→ **Goal**: Pick out each line in these entries that contains the string "time".
** start of Source data **
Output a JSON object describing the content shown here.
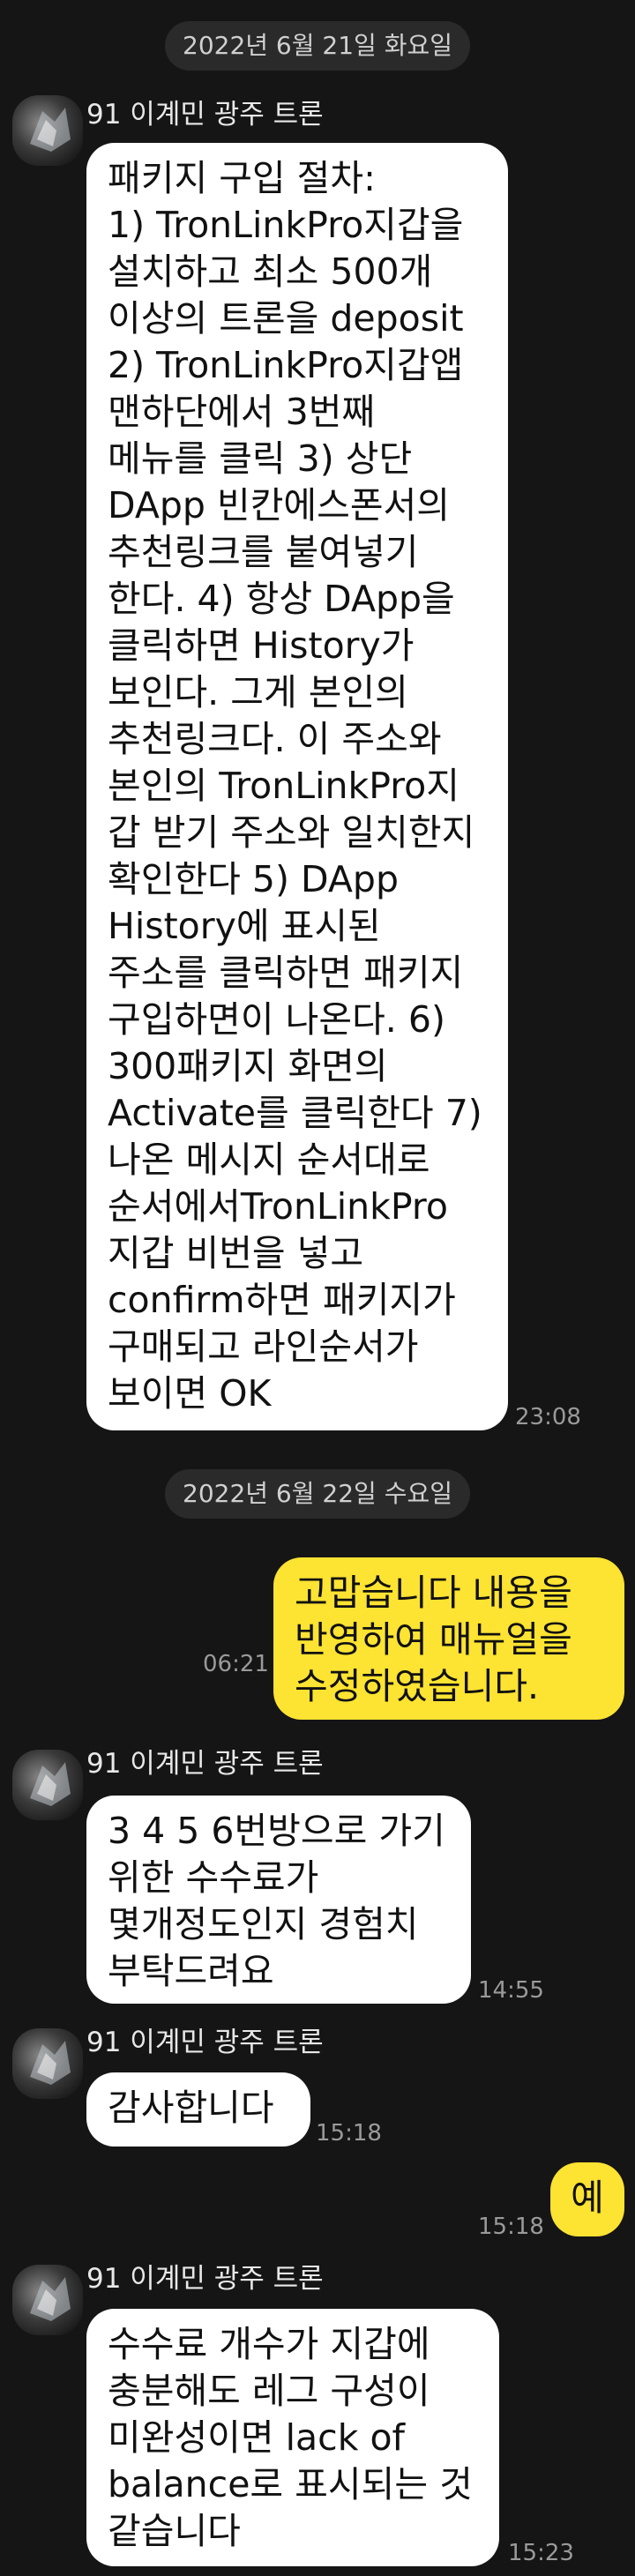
{
  "dates": [
    "2022년 6월 21일 화요일",
    "2022년 6월 22일 수요일"
  ],
  "sender_name": "91 이계민 광주 트론",
  "messages": [
    {
      "dir": "in",
      "text": "패키지 구입 절차:\n1) TronLinkPro지갑을\n설치하고 최소 500개\n이상의 트론을 deposit\n2) TronLinkPro지갑앱\n맨하단에서 3번째\n메뉴를 클릭 3) 상단\nDApp 빈칸에스폰서의\n추천링크를 붙여넣기\n한다. 4) 항상 DApp을\n클릭하면 History가\n보인다. 그게 본인의\n추천링크다. 이 주소와\n본인의 TronLinkPro지\n갑 받기 주소와 일치한지\n확인한다 5) DApp\nHistory에 표시된\n주소를 클릭하면 패키지\n구입하면이 나온다. 6)\n300패키지 화면의\nActivate를 클릭한다 7)\n나온 메시지 순서대로\n순서에서TronLinkPro\n지갑 비번을 넣고\nconfirm하면 패키지가\n구매되고 라인순서가\n보이면 OK",
      "time": "23:08"
    },
    {
      "dir": "out",
      "text": "고맙습니다  내용을\n반영하여 매뉴얼을\n수정하였습니다.",
      "time": "06:21"
    },
    {
      "dir": "in",
      "text": "3 4 5 6번방으로 가기\n위한 수수료가\n몇개정도인지 경험치\n부탁드려요",
      "time": "14:55"
    },
    {
      "dir": "in",
      "text": "감사합니다",
      "time": "15:18"
    },
    {
      "dir": "out",
      "text": "예",
      "time": "15:18"
    },
    {
      "dir": "in",
      "text": "수수료 개수가 지갑에\n충분해도  레그 구성이\n미완성이면 lack of\nbalance로 표시되는 것\n같습니다",
      "time": "15:23"
    }
  ]
}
** end of Source data **
→ **Answer to the problem**:
      "time": "23:08"
      "time": "06:21"
      "time": "14:55"
      "time": "15:18"
      "time": "15:18"
      "time": "15:23"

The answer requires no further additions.